**Exercise brief:** Can you write out the records word for word, from their very first line through the line containing "remove-transition-icon[interactable]: − (533, 274, 538, 281)", including both of those lines?

************

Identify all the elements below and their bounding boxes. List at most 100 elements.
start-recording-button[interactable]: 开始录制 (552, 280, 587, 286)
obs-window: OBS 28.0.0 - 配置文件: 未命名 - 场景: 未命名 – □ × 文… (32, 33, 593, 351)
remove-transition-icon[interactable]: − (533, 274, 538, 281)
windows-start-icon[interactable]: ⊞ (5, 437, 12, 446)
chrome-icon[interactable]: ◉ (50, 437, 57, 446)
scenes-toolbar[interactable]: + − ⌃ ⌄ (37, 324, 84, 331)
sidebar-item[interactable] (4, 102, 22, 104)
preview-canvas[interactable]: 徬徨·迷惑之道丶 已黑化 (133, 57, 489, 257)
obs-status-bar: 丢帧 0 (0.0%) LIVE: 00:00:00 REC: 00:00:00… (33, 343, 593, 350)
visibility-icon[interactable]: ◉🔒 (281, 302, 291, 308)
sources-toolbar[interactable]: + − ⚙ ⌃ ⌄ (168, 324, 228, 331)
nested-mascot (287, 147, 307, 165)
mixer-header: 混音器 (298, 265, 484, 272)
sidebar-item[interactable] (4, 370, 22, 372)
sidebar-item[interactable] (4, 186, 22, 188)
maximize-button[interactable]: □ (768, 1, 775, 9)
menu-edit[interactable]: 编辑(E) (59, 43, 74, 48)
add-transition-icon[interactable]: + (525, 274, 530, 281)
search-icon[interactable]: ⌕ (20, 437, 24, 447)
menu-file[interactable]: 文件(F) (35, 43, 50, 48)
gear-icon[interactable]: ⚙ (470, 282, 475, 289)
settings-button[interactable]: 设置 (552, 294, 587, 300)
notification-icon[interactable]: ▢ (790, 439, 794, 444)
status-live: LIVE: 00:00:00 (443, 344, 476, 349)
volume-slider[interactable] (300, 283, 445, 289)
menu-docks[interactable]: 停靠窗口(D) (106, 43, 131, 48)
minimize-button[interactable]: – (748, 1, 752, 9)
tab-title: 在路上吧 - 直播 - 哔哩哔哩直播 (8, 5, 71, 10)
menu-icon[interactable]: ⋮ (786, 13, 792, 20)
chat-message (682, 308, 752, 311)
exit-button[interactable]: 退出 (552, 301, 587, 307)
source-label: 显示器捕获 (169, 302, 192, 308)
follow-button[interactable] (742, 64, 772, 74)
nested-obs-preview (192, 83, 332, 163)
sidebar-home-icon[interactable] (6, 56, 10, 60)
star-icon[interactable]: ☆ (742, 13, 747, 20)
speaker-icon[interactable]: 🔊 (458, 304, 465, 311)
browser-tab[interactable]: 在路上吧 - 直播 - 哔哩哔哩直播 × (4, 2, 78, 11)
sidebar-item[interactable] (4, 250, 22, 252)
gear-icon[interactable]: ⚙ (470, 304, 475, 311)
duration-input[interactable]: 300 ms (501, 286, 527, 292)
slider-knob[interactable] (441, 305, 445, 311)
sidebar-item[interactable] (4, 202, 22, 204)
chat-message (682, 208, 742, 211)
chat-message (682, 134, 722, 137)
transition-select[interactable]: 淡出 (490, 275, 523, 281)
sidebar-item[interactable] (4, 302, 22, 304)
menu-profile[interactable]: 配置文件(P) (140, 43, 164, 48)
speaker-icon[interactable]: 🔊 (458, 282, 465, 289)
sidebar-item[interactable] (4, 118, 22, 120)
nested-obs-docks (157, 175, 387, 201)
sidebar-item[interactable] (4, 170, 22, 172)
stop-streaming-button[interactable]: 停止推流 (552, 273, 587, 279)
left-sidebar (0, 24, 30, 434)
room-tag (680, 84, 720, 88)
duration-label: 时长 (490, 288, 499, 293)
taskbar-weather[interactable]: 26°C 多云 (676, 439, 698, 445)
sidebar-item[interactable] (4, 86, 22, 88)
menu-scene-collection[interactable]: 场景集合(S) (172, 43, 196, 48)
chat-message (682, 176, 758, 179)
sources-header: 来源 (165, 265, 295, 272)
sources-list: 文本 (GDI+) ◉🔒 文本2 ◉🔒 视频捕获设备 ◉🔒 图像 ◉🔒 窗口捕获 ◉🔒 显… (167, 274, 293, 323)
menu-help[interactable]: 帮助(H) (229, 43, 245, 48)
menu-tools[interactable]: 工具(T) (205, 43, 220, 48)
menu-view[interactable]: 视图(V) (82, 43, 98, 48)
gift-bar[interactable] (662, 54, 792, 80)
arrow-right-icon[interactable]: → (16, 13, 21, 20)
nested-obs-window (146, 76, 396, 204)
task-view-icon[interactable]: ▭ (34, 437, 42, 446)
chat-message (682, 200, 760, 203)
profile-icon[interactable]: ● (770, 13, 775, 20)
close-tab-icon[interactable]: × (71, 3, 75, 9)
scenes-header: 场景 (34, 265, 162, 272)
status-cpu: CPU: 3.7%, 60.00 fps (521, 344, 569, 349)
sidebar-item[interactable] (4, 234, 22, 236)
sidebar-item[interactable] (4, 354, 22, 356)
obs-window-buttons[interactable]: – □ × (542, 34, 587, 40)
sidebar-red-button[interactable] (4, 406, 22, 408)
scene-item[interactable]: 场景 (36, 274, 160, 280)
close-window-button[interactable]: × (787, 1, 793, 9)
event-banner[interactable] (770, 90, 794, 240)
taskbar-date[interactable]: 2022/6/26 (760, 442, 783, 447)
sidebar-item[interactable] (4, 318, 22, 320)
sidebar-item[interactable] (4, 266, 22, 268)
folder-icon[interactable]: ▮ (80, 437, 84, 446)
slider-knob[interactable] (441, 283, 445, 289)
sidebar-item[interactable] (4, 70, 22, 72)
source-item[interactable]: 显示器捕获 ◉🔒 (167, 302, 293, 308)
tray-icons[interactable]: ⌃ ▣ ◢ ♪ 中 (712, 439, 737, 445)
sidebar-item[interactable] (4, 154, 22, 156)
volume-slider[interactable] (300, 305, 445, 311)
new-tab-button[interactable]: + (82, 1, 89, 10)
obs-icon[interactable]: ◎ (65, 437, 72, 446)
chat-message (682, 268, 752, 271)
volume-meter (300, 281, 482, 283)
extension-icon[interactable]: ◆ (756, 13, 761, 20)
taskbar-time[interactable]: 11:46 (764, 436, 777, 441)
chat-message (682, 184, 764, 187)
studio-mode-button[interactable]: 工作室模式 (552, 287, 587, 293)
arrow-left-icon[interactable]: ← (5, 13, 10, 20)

************

**Written response:**
Identify all the elements below and their bounding boxes. List at most 100 elements.
start-recording-button[interactable]: 开始录制 (552, 280, 587, 286)
obs-window: OBS 28.0.0 - 配置文件: 未命名 - 场景: 未命名 – □ × 文… (32, 33, 593, 351)
remove-transition-icon[interactable]: − (533, 274, 538, 281)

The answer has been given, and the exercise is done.